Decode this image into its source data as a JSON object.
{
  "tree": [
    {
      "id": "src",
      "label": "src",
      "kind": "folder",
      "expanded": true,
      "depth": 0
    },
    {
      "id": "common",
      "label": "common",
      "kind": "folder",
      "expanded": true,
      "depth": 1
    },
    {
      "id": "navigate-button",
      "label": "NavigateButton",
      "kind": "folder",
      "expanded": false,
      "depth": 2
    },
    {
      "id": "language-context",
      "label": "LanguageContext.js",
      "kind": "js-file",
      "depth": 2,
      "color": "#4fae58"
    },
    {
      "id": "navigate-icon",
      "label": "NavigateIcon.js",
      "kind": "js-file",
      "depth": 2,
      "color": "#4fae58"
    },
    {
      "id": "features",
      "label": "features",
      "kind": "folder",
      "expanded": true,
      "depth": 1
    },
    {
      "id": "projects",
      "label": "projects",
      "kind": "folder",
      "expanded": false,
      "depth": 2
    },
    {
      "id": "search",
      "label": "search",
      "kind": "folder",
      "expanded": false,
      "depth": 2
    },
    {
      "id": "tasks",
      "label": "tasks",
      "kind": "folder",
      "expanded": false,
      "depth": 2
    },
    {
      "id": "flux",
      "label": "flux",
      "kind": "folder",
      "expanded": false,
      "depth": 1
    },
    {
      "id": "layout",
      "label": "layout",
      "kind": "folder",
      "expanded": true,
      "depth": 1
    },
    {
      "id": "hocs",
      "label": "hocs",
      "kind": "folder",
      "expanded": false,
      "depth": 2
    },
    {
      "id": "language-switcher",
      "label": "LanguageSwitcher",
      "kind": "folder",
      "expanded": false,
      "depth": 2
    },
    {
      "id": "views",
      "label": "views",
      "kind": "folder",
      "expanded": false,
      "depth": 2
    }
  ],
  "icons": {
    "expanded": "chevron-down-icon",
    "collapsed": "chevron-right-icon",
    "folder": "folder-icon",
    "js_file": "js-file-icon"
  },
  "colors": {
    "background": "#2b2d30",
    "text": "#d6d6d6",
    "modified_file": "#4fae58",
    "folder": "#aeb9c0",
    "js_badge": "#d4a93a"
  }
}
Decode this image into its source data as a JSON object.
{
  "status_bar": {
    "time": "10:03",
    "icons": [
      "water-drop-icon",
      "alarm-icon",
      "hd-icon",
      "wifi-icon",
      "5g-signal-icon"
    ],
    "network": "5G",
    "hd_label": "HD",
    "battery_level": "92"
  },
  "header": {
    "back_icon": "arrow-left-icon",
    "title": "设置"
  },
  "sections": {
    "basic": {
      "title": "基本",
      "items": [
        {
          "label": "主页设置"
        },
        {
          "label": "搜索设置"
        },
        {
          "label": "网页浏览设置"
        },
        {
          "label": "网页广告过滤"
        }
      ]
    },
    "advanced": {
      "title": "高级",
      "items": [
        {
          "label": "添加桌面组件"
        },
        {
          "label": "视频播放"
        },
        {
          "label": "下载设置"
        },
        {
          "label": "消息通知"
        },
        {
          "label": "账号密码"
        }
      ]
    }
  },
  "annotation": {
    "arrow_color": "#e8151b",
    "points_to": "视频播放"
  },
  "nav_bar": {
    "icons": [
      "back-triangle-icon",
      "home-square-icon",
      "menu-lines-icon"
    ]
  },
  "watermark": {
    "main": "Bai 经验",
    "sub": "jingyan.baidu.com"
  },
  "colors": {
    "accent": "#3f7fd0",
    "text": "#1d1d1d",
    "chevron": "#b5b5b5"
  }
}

-*-

INSTRUCTIONS FOR THE TASK - Return the listing above in its exact form.

RESPONSE -
Decode this image into its source data as a JSON object.
{
  "tree": [
    {
      "id": "src",
      "label": "src",
      "kind": "folder",
      "expanded": true,
      "depth": 0
    },
    {
      "id": "common",
      "label": "common",
      "kind": "folder",
      "expanded": true,
      "depth": 1
    },
    {
      "id": "navigate-button",
      "label": "NavigateButton",
      "kind": "folder",
      "expanded": false,
      "depth": 2
    },
    {
      "id": "language-context",
      "label": "LanguageContext.js",
      "kind": "js-file",
      "depth": 2,
      "color": "#4fae58"
    },
    {
      "id": "navigate-icon",
      "label": "NavigateIcon.js",
      "kind": "js-file",
      "depth": 2,
      "color": "#4fae58"
    },
    {
      "id": "features",
      "label": "features",
      "kind": "folder",
      "expanded": true,
      "depth": 1
    },
    {
      "id": "projects",
      "label": "projects",
      "kind": "folder",
      "expanded": false,
      "depth": 2
    },
    {
      "id": "search",
      "label": "search",
      "kind": "folder",
      "expanded": false,
      "depth": 2
    },
    {
      "id": "tasks",
      "label": "tasks",
      "kind": "folder",
      "expanded": false,
      "depth": 2
    },
    {
      "id": "flux",
      "label": "flux",
      "kind": "folder",
      "expanded": false,
      "depth": 1
    },
    {
      "id": "layout",
      "label": "layout",
      "kind": "folder",
      "expanded": true,
      "depth": 1
    },
    {
      "id": "hocs",
      "label": "hocs",
      "kind": "folder",
      "expanded": false,
      "depth": 2
    },
    {
      "id": "language-switcher",
      "label": "LanguageSwitcher",
      "kind": "folder",
      "expanded": false,
      "depth": 2
    },
    {
      "id": "views",
      "label": "views",
      "kind": "folder",
      "expanded": false,
      "depth": 2
    }
  ],
  "icons": {
    "expanded": "chevron-down-icon",
    "collapsed": "chevron-right-icon",
    "folder": "folder-icon",
    "js_file": "js-file-icon"
  },
  "colors": {
    "background": "#2b2d30",
    "text": "#d6d6d6",
    "modified_file": "#4fae58",
    "folder": "#aeb9c0",
    "js_badge": "#d4a93a"
  }
}
Decode this image into its source data as a JSON object.
{
  "status_bar": {
    "time": "10:03",
    "icons": [
      "water-drop-icon",
      "alarm-icon",
      "hd-icon",
      "wifi-icon",
      "5g-signal-icon"
    ],
    "network": "5G",
    "hd_label": "HD",
    "battery_level": "92"
  },
  "header": {
    "back_icon": "arrow-left-icon",
    "title": "设置"
  },
  "sections": {
    "basic": {
      "title": "基本",
      "items": [
        {
          "label": "主页设置"
        },
        {
          "label": "搜索设置"
        },
        {
          "label": "网页浏览设置"
        },
        {
          "label": "网页广告过滤"
        }
      ]
    },
    "advanced": {
      "title": "高级",
      "items": [
        {
          "label": "添加桌面组件"
        },
        {
          "label": "视频播放"
        },
        {
          "label": "下载设置"
        },
        {
          "label": "消息通知"
        },
        {
          "label": "账号密码"
        }
      ]
    }
  },
  "annotation": {
    "arrow_color": "#e8151b",
    "points_to": "视频播放"
  },
  "nav_bar": {
    "icons": [
      "back-triangle-icon",
      "home-square-icon",
      "menu-lines-icon"
    ]
  },
  "watermark": {
    "main": "Bai 经验",
    "sub": "jingyan.baidu.com"
  },
  "colors": {
    "accent": "#3f7fd0",
    "text": "#1d1d1d",
    "chevron": "#b5b5b5"
  }
}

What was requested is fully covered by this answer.